**Provided text**.
That is all - thank you!


----------



## Meganmischke (Aug 27, 2014)

Thanks for adding you thoughts. ☺ I did end you trying it and I don't think much dissolved.  I will try to remember to update if it added anything to the soap. If anyone knows of any other ways to use it besides soap and spinning, please let me know.


----------



## cmzaha (Aug 27, 2014)

Yep Mulberry Silk Worms feed on Mulberry trees. I have never used tussah, I use Mulberry Silk Cocoons and raised them at one time when I was raising Chameleons


----------



## CaraBou (Aug 28, 2014)

Cool!  How did that work, exactly, growing them one at a time?  Did you buy the larva (or eggs) one at a time, or did you keep several and do something that forced them to pupate at specific times?  You didn't keep moths to make the eggs did you?  I'm intrigued!


----------



## Crombie (Aug 28, 2014)

**Listing**.

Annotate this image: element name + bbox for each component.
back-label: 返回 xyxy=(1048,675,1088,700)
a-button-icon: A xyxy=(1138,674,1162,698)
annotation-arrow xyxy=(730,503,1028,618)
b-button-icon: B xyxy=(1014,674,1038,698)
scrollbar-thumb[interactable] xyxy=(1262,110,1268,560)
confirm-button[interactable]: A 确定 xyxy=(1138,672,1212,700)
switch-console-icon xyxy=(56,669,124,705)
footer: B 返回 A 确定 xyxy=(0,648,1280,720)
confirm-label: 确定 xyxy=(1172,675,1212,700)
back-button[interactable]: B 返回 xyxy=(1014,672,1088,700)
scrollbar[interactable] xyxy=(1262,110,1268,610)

**Tasks to perform**.
A. Type out the forum thread word for word, everything from "Thanks for adding" down to "let me know.".
B. In the forum thread, what do Mulberry Silk Worms feed on?
C. Based on the forum thread, explain why CaraBou asks cmzaha a string of questions about growing the silkworms.

**Solutions**.
A.
Thanks for adding you thoughts. ☺ I did end you trying it and I don't think much dissolved.  I will try to remember to update if it added anything to the soap. If anyone knows of any other ways to use it besides soap and spinning, please let me know.

B. They feed on Mulberry trees.

C. CaraBou is intrigued by cmzaha's mention of having raised Mulberry Silk Cocoons. So CaraBou asks how it worked: whether the larvae or eggs were bought one at a time, whether several were kept and made to pupate at specific times, and whether moths were kept to produce eggs.